Task requirements: Count every line in the following entries where the word "JSON" appears. Give the count alone.

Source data

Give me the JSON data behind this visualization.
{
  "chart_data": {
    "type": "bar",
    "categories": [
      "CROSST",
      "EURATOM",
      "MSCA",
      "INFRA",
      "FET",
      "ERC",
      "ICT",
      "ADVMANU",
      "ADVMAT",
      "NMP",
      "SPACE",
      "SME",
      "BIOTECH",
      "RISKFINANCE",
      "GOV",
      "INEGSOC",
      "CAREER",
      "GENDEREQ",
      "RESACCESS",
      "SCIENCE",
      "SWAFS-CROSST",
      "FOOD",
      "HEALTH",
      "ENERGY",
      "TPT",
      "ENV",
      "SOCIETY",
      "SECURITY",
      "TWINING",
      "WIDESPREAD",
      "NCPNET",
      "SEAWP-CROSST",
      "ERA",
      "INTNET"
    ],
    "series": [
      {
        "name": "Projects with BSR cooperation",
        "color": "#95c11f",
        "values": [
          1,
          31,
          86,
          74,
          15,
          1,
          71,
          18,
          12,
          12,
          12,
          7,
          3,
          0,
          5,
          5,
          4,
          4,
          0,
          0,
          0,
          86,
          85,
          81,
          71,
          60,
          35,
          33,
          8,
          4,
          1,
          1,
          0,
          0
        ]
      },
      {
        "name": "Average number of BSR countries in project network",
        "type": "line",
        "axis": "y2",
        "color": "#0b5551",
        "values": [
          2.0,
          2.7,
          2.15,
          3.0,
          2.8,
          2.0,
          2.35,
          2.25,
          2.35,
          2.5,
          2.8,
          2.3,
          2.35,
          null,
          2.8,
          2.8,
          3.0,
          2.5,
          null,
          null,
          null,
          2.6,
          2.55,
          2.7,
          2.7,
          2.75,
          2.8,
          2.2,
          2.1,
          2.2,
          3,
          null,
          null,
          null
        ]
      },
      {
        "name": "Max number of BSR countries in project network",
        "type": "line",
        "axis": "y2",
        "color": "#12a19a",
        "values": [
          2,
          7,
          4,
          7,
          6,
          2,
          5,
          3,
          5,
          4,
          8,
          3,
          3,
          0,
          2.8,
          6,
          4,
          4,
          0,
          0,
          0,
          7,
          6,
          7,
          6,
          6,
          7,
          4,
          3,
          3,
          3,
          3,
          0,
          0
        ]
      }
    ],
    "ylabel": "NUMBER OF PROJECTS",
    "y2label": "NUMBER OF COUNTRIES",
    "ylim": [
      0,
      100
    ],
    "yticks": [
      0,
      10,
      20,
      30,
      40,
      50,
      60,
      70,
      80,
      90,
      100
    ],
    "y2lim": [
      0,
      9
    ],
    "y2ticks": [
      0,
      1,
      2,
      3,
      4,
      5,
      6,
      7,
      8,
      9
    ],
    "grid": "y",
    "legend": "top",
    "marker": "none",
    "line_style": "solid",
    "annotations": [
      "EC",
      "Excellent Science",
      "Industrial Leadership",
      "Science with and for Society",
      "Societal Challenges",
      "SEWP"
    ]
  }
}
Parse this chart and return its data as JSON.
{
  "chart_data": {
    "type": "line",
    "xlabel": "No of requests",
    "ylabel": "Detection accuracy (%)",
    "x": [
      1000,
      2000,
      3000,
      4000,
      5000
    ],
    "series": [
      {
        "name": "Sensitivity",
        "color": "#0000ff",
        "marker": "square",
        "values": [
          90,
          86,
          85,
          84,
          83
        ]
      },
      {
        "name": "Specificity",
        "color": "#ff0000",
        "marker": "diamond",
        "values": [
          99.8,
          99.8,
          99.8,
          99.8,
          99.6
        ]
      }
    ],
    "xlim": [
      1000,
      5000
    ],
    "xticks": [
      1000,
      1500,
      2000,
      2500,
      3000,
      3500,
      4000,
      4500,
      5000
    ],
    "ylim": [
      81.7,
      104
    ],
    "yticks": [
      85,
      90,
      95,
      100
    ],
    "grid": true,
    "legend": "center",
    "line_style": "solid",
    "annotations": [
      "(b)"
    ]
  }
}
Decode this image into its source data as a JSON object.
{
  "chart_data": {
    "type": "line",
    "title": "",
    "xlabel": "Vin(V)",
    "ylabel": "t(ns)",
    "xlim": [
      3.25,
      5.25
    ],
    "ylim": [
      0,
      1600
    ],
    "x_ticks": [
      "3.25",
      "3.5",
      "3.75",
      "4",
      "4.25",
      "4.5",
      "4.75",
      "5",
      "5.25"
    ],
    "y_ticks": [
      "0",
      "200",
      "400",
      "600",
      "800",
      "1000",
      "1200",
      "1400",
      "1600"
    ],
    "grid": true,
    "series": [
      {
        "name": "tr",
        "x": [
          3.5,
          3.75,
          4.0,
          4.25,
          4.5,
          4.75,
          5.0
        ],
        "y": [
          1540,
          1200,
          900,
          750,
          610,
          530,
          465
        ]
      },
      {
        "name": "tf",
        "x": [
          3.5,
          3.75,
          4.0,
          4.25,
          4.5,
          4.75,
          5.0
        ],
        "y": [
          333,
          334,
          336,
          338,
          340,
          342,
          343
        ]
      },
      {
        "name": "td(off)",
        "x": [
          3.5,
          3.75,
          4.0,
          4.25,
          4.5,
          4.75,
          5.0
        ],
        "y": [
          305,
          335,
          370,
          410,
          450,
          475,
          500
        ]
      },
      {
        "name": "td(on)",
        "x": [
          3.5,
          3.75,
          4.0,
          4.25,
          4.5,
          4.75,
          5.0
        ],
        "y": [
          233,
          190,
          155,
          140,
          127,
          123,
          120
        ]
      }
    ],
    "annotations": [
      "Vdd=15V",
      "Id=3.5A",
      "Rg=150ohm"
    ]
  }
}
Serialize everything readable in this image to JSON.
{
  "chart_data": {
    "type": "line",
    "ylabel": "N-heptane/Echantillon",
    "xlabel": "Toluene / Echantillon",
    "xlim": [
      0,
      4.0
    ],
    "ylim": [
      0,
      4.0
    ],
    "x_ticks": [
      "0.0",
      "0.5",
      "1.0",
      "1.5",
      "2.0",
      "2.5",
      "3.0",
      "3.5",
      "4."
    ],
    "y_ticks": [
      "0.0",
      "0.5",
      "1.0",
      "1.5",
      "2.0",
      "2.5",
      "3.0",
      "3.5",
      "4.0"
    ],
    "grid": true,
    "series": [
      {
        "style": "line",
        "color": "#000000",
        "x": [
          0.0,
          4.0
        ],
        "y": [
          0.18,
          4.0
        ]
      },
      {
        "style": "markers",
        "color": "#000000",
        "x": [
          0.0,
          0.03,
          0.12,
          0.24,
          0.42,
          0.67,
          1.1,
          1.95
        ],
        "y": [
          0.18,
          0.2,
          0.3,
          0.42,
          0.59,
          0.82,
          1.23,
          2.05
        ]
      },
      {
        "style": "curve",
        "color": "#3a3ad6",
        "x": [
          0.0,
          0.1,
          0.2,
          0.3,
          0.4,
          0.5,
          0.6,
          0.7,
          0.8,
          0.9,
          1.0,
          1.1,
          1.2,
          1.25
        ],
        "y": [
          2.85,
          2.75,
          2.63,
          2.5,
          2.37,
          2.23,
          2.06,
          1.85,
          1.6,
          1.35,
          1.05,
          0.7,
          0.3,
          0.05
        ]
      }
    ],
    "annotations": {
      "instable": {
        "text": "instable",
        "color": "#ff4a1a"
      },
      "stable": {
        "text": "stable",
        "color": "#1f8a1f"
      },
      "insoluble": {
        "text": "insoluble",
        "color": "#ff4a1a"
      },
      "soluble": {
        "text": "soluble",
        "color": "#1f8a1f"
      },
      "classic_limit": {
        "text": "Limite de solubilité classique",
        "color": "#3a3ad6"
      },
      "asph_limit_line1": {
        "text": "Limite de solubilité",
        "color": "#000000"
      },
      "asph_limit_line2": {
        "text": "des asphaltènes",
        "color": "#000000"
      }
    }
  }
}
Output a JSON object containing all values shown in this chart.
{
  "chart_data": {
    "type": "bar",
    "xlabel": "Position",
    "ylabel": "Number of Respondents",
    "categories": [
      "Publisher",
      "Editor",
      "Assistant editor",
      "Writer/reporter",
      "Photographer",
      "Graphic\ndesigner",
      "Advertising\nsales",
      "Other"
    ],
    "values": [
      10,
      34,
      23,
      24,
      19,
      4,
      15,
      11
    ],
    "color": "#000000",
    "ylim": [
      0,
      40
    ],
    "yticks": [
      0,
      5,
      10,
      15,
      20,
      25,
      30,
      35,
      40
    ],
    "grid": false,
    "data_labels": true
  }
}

Result of the exercise: 5